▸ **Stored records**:
## BEGIN
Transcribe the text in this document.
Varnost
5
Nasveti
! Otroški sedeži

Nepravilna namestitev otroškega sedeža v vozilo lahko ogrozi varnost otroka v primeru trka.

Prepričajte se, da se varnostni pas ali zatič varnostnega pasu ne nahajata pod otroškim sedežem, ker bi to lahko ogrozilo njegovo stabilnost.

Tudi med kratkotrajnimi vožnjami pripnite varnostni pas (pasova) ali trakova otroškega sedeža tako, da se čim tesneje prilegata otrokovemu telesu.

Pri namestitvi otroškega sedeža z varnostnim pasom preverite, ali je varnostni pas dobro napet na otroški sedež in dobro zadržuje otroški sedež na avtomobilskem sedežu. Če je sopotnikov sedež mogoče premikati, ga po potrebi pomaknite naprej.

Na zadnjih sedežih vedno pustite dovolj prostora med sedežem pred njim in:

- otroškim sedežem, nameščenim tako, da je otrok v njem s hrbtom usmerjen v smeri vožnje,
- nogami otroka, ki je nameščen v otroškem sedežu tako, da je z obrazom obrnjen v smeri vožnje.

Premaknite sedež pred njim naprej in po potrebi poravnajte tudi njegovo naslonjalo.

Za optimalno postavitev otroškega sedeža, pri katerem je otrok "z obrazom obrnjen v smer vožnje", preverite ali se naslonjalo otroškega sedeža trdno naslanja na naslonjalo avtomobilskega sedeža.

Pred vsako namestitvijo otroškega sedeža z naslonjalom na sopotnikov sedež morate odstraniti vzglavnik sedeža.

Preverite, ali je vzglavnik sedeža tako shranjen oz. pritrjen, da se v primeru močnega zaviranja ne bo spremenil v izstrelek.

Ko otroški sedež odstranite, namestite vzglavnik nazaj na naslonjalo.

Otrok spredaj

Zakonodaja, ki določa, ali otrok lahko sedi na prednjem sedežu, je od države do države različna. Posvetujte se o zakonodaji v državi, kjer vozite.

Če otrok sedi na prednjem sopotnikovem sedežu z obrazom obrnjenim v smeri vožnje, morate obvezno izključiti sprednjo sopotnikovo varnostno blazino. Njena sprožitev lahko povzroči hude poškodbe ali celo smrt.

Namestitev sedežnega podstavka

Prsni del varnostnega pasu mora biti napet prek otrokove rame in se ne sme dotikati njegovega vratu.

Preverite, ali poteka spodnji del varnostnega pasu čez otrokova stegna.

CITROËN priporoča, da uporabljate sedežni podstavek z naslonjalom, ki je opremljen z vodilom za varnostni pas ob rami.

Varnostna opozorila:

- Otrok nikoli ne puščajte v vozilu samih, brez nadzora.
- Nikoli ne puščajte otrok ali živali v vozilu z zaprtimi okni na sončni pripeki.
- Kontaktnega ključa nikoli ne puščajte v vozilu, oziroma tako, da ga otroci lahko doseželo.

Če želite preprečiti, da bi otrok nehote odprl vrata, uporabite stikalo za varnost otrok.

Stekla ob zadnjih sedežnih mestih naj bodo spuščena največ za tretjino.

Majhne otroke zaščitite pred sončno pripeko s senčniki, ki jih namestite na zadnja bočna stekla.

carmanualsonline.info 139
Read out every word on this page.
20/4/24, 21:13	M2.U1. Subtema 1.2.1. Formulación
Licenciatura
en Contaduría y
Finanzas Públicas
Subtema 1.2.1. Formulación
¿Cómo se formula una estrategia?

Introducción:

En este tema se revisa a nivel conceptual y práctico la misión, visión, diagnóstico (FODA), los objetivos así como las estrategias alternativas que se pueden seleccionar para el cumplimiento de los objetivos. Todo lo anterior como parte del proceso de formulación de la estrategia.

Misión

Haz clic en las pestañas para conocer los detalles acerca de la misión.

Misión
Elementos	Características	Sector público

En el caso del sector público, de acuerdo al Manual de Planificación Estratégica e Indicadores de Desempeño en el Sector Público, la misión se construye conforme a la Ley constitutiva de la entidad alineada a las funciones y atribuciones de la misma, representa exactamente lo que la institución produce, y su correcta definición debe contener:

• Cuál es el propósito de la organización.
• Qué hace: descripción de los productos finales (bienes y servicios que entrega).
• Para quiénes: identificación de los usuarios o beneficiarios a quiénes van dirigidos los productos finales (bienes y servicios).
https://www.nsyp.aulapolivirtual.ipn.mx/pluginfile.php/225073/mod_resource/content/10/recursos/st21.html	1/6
## END
▸ **Given instruction**: Repeat all the entries exactly as given.

▸ **The solution**:
Transcribe the text in this document.
Varnost
5
Nasveti
! Otroški sedeži

Nepravilna namestitev otroškega sedeža v vozilo lahko ogrozi varnost otroka v primeru trka.

Prepričajte se, da se varnostni pas ali zatič varnostnega pasu ne nahajata pod otroškim sedežem, ker bi to lahko ogrozilo njegovo stabilnost.

Tudi med kratkotrajnimi vožnjami pripnite varnostni pas (pasova) ali trakova otroškega sedeža tako, da se čim tesneje prilegata otrokovemu telesu.

Pri namestitvi otroškega sedeža z varnostnim pasom preverite, ali je varnostni pas dobro napet na otroški sedež in dobro zadržuje otroški sedež na avtomobilskem sedežu. Če je sopotnikov sedež mogoče premikati, ga po potrebi pomaknite naprej.

Na zadnjih sedežih vedno pustite dovolj prostora med sedežem pred njim in:

- otroškim sedežem, nameščenim tako, da je otrok v njem s hrbtom usmerjen v smeri vožnje,
- nogami otroka, ki je nameščen v otroškem sedežu tako, da je z obrazom obrnjen v smeri vožnje.

Premaknite sedež pred njim naprej in po potrebi poravnajte tudi njegovo naslonjalo.

Za optimalno postavitev otroškega sedeža, pri katerem je otrok "z obrazom obrnjen v smer vožnje", preverite ali se naslonjalo otroškega sedeža trdno naslanja na naslonjalo avtomobilskega sedeža.

Pred vsako namestitvijo otroškega sedeža z naslonjalom na sopotnikov sedež morate odstraniti vzglavnik sedeža.

Preverite, ali je vzglavnik sedeža tako shranjen oz. pritrjen, da se v primeru močnega zaviranja ne bo spremenil v izstrelek.

Ko otroški sedež odstranite, namestite vzglavnik nazaj na naslonjalo.

Otrok spredaj

Zakonodaja, ki določa, ali otrok lahko sedi na prednjem sedežu, je od države do države različna. Posvetujte se o zakonodaji v državi, kjer vozite.

Če otrok sedi na prednjem sopotnikovem sedežu z obrazom obrnjenim v smeri vožnje, morate obvezno izključiti sprednjo sopotnikovo varnostno blazino. Njena sprožitev lahko povzroči hude poškodbe ali celo smrt.

Namestitev sedežnega podstavka

Prsni del varnostnega pasu mora biti napet prek otrokove rame in se ne sme dotikati njegovega vratu.

Preverite, ali poteka spodnji del varnostnega pasu čez otrokova stegna.

CITROËN priporoča, da uporabljate sedežni podstavek z naslonjalom, ki je opremljen z vodilom za varnostni pas ob rami.

Varnostna opozorila:

- Otrok nikoli ne puščajte v vozilu samih, brez nadzora.
- Nikoli ne puščajte otrok ali živali v vozilu z zaprtimi okni na sončni pripeki.
- Kontaktnega ključa nikoli ne puščajte v vozilu, oziroma tako, da ga otroci lahko doseželo.

Če želite preprečiti, da bi otrok nehote odprl vrata, uporabite stikalo za varnost otrok.

Stekla ob zadnjih sedežnih mestih naj bodo spuščena največ za tretjino.

Majhne otroke zaščitite pred sončno pripeko s senčniki, ki jih namestite na zadnja bočna stekla.

carmanualsonline.info 139
Read out every word on this page.
20/4/24, 21:13	M2.U1. Subtema 1.2.1. Formulación
Licenciatura
en Contaduría y
Finanzas Públicas
Subtema 1.2.1. Formulación
¿Cómo se formula una estrategia?

Introducción:

En este tema se revisa a nivel conceptual y práctico la misión, visión, diagnóstico (FODA), los objetivos así como las estrategias alternativas que se pueden seleccionar para el cumplimiento de los objetivos. Todo lo anterior como parte del proceso de formulación de la estrategia.

Misión

Haz clic en las pestañas para conocer los detalles acerca de la misión.

Misión
Elementos	Características	Sector público

En el caso del sector público, de acuerdo al Manual de Planificación Estratégica e Indicadores de Desempeño en el Sector Público, la misión se construye conforme a la Ley constitutiva de la entidad alineada a las funciones y atribuciones de la misma, representa exactamente lo que la institución produce, y su correcta definición debe contener:

• Cuál es el propósito de la organización.
• Qué hace: descripción de los productos finales (bienes y servicios que entrega).
• Para quiénes: identificación de los usuarios o beneficiarios a quiénes van dirigidos los productos finales (bienes y servicios).
https://www.nsyp.aulapolivirtual.ipn.mx/pluginfile.php/225073/mod_resource/content/10/recursos/st21.html	1/6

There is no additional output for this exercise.